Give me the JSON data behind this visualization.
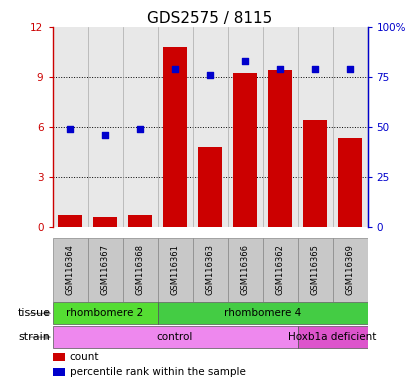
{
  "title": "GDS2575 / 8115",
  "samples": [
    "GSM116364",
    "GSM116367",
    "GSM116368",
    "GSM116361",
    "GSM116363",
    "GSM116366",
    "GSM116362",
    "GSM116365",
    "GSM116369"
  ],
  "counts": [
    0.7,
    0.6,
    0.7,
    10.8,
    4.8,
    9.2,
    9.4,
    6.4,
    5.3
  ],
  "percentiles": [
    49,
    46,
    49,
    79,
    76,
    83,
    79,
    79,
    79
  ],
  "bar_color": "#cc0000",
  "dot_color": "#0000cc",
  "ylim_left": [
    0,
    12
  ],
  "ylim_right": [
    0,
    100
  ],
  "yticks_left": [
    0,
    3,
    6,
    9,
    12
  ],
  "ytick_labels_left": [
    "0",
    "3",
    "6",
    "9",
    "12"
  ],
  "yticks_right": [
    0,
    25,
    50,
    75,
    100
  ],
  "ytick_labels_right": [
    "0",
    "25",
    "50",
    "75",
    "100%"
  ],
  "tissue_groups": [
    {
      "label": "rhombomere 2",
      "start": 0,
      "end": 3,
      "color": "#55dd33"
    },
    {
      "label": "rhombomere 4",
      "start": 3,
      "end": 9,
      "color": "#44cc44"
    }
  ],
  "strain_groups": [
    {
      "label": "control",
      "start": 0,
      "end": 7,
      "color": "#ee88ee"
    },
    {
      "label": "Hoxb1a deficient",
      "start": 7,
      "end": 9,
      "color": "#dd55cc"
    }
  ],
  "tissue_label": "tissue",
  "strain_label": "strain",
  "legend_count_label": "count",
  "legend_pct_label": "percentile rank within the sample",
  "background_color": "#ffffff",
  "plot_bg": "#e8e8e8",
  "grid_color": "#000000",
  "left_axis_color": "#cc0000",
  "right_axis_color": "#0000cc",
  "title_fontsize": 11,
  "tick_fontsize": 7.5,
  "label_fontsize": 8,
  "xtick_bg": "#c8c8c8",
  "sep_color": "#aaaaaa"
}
◇ ◇ ◇
* EXERCISE DESCRIPTION *
From the records given above, reproduce all text exactly and exclude each picture.

* WORKED ANSWER *
Give me the JSON data behind this visualization.
{
  "title": "GDS2575 / 8115",
  "samples": [
    "GSM116364",
    "GSM116367",
    "GSM116368",
    "GSM116361",
    "GSM116363",
    "GSM116366",
    "GSM116362",
    "GSM116365",
    "GSM116369"
  ],
  "counts": [
    0.7,
    0.6,
    0.7,
    10.8,
    4.8,
    9.2,
    9.4,
    6.4,
    5.3
  ],
  "percentiles": [
    49,
    46,
    49,
    79,
    76,
    83,
    79,
    79,
    79
  ],
  "bar_color": "#cc0000",
  "dot_color": "#0000cc",
  "ylim_left": [
    0,
    12
  ],
  "ylim_right": [
    0,
    100
  ],
  "yticks_left": [
    0,
    3,
    6,
    9,
    12
  ],
  "ytick_labels_left": [
    "0",
    "3",
    "6",
    "9",
    "12"
  ],
  "yticks_right": [
    0,
    25,
    50,
    75,
    100
  ],
  "ytick_labels_right": [
    "0",
    "25",
    "50",
    "75",
    "100%"
  ],
  "tissue_groups": [
    {
      "label": "rhombomere 2",
      "start": 0,
      "end": 3,
      "color": "#55dd33"
    },
    {
      "label": "rhombomere 4",
      "start": 3,
      "end": 9,
      "color": "#44cc44"
    }
  ],
  "strain_groups": [
    {
      "label": "control",
      "start": 0,
      "end": 7,
      "color": "#ee88ee"
    },
    {
      "label": "Hoxb1a deficient",
      "start": 7,
      "end": 9,
      "color": "#dd55cc"
    }
  ],
  "tissue_label": "tissue",
  "strain_label": "strain",
  "legend_count_label": "count",
  "legend_pct_label": "percentile rank within the sample",
  "background_color": "#ffffff",
  "plot_bg": "#e8e8e8",
  "grid_color": "#000000",
  "left_axis_color": "#cc0000",
  "right_axis_color": "#0000cc",
  "title_fontsize": 11,
  "tick_fontsize": 7.5,
  "label_fontsize": 8,
  "xtick_bg": "#c8c8c8",
  "sep_color": "#aaaaaa"
}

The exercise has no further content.